### TASK DIRECTIONS:
Scan the records for the string "plots"; copy each line where it occurs.

* * * * *

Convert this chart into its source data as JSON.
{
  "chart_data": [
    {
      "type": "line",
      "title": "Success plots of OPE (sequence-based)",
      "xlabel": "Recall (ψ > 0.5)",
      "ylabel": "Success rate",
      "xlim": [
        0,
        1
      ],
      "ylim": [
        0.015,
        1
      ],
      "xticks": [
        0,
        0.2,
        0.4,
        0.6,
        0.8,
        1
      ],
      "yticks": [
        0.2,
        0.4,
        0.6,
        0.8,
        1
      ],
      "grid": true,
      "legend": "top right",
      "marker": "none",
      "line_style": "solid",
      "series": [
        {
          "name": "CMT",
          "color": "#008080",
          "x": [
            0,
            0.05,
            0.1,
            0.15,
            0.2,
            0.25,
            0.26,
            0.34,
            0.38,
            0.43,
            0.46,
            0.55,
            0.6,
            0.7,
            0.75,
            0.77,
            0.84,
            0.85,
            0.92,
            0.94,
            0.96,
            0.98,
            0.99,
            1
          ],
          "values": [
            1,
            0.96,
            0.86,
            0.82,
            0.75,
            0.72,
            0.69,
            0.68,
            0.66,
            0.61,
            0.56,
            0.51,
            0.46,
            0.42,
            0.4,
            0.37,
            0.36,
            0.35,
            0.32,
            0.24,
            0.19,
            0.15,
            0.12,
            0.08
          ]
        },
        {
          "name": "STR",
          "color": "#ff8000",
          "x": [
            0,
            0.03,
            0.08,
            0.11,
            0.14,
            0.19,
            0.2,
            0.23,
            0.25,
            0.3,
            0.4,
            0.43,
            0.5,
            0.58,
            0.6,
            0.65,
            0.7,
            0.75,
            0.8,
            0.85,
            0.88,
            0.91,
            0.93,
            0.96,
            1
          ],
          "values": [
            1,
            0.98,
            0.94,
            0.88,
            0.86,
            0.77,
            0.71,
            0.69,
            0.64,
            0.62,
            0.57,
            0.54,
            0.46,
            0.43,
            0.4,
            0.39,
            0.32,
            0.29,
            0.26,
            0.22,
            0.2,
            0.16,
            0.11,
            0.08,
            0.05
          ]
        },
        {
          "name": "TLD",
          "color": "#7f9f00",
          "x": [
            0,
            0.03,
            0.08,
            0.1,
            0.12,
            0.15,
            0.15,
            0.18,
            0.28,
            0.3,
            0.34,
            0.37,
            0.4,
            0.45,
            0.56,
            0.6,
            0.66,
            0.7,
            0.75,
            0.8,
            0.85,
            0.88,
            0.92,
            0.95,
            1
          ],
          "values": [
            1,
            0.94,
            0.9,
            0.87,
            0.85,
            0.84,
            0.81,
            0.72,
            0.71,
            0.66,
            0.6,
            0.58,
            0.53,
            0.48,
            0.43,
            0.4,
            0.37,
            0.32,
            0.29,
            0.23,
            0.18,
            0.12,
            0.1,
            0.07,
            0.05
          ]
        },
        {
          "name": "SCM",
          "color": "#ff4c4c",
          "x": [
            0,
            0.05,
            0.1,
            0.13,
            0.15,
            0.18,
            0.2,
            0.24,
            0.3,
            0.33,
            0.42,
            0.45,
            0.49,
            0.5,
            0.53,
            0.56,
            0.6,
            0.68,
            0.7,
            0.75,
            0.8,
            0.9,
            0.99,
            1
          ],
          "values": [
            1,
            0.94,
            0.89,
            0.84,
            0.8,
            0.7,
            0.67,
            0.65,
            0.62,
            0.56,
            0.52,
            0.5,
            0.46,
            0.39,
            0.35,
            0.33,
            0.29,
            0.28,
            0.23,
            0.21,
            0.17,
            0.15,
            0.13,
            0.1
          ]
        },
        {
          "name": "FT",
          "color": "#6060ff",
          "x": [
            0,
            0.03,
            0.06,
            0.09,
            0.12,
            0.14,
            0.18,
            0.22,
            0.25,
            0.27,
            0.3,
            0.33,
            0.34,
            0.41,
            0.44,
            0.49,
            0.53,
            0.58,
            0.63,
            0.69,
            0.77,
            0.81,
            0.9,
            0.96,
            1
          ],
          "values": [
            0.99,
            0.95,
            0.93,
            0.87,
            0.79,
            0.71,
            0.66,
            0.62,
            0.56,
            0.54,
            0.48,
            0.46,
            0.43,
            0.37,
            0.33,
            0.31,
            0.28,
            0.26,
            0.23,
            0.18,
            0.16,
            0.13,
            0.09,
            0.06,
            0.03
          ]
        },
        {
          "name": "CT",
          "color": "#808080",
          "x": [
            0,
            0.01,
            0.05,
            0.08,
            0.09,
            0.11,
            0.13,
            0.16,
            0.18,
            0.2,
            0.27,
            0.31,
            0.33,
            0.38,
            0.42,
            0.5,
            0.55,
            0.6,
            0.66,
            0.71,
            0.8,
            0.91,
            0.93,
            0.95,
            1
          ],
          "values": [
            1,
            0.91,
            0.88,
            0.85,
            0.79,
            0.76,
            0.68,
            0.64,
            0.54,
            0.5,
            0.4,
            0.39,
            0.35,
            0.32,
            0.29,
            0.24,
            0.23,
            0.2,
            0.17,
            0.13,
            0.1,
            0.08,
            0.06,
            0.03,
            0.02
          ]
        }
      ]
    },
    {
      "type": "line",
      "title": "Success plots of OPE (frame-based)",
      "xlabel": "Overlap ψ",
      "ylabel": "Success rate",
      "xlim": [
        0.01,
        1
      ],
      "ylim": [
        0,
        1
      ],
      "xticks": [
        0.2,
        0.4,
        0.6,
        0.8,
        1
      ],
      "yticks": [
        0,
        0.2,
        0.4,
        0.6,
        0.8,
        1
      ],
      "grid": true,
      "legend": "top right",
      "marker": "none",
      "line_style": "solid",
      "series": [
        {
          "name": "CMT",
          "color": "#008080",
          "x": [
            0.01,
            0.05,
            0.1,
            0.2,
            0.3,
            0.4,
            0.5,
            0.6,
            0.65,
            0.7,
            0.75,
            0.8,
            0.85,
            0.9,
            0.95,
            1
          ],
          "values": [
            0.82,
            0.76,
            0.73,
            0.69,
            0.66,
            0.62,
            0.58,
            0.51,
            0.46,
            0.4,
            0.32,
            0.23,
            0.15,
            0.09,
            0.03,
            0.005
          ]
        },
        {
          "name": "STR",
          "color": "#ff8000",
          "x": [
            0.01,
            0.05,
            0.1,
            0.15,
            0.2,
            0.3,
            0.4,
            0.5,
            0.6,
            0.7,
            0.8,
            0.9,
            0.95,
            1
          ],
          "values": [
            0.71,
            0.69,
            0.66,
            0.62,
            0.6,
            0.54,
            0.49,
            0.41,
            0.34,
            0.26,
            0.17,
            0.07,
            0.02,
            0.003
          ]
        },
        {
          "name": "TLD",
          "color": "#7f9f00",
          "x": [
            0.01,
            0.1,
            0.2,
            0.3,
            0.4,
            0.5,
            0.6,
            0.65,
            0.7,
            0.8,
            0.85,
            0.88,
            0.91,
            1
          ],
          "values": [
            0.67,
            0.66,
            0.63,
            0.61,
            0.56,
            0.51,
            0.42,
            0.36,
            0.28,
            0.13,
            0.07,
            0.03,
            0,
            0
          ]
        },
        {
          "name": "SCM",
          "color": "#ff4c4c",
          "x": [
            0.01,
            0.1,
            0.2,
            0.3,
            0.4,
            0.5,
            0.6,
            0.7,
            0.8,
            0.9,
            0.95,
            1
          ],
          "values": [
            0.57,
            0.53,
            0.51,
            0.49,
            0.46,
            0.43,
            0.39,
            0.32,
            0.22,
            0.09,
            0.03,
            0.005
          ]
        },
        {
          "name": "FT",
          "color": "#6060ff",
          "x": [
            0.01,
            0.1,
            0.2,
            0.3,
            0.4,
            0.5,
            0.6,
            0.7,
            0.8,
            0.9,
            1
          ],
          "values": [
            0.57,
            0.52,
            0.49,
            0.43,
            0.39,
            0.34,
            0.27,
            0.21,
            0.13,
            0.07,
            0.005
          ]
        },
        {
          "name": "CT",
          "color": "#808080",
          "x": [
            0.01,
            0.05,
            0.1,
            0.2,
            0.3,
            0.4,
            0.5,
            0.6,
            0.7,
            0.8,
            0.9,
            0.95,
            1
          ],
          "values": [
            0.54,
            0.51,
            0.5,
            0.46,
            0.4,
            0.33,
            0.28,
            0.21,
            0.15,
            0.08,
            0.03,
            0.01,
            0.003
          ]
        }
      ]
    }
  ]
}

* * * * *

### CORRECT ANSWER:
      "title": "Success plots of OPE (sequence-based)",
      "title": "Success plots of OPE (frame-based)",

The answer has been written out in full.